#### EXERCISE AIM
Repeat all the material exactly; pictures stay out of your copy.

#### INPUT

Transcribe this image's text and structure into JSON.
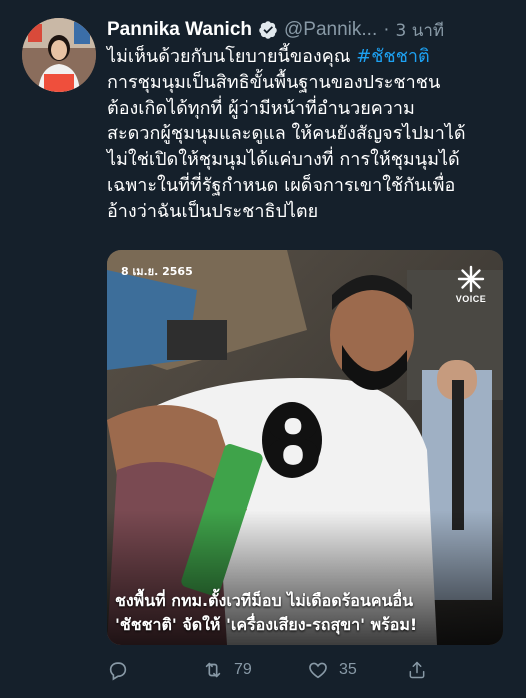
{
  "user": {
    "name": "Pannika Wanich",
    "handle": "@Pannik...",
    "time": "3 นาที",
    "separator": "·"
  },
  "tweet": {
    "line1_text": "ไม่เห็นด้วยกับนโยบายนี้ของคุณ ",
    "hashtag": "#ชัชชาติ",
    "body": "การชุมนุมเป็นสิทธิขั้นพื้นฐานของประชาชน\nต้องเกิดได้ทุกที่ ผู้ว่ามีหน้าที่อำนวยความ\nสะดวกผู้ชุมนุมและดูแล ให้คนยังสัญจรไปมาได้\nไม่ใช่เปิดให้ชุมนุมได้แค่บางที่ การให้ชุมนุมได้\nเฉพาะในที่ที่รัฐกำหนด เผด็จการเขาใช้กันเพื่อ\nอ้างว่าฉันเป็นประชาธิปไตย"
  },
  "media": {
    "date": "8 เม.ย. 2565",
    "logo_text": "VOICE",
    "shirt_number": "8",
    "caption_line1": "ชงพื้นที่ กทม.ตั้งเวทีม็อบ ไม่เดือดร้อนคนอื่น",
    "caption_line2": "'ชัชชาติ' จัดให้ 'เครื่องเสียง-รถสุขา' พร้อม!"
  },
  "actions": {
    "reply_count": "",
    "retweet_count": "79",
    "like_count": "35"
  },
  "colors": {
    "background": "#15202b",
    "secondary_text": "#8899a6",
    "hashtag": "#1da1f2",
    "verified": "#1da1f2"
  },
  "icons": [
    "verified-badge-icon",
    "reply-icon",
    "retweet-icon",
    "like-icon",
    "share-icon",
    "voice-logo-icon"
  ]
}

#### TASK RESPONSE
Transcribe this image's text and structure into JSON.
{
  "user": {
    "name": "Pannika Wanich",
    "handle": "@Pannik...",
    "time": "3 นาที",
    "separator": "·"
  },
  "tweet": {
    "line1_text": "ไม่เห็นด้วยกับนโยบายนี้ของคุณ ",
    "hashtag": "#ชัชชาติ",
    "body": "การชุมนุมเป็นสิทธิขั้นพื้นฐานของประชาชน\nต้องเกิดได้ทุกที่ ผู้ว่ามีหน้าที่อำนวยความ\nสะดวกผู้ชุมนุมและดูแล ให้คนยังสัญจรไปมาได้\nไม่ใช่เปิดให้ชุมนุมได้แค่บางที่ การให้ชุมนุมได้\nเฉพาะในที่ที่รัฐกำหนด เผด็จการเขาใช้กันเพื่อ\nอ้างว่าฉันเป็นประชาธิปไตย"
  },
  "media": {
    "date": "8 เม.ย. 2565",
    "logo_text": "VOICE",
    "shirt_number": "8",
    "caption_line1": "ชงพื้นที่ กทม.ตั้งเวทีม็อบ ไม่เดือดร้อนคนอื่น",
    "caption_line2": "'ชัชชาติ' จัดให้ 'เครื่องเสียง-รถสุขา' พร้อม!"
  },
  "actions": {
    "reply_count": "",
    "retweet_count": "79",
    "like_count": "35"
  },
  "colors": {
    "background": "#15202b",
    "secondary_text": "#8899a6",
    "hashtag": "#1da1f2",
    "verified": "#1da1f2"
  },
  "icons": [
    "verified-badge-icon",
    "reply-icon",
    "retweet-icon",
    "like-icon",
    "share-icon",
    "voice-logo-icon"
  ]
}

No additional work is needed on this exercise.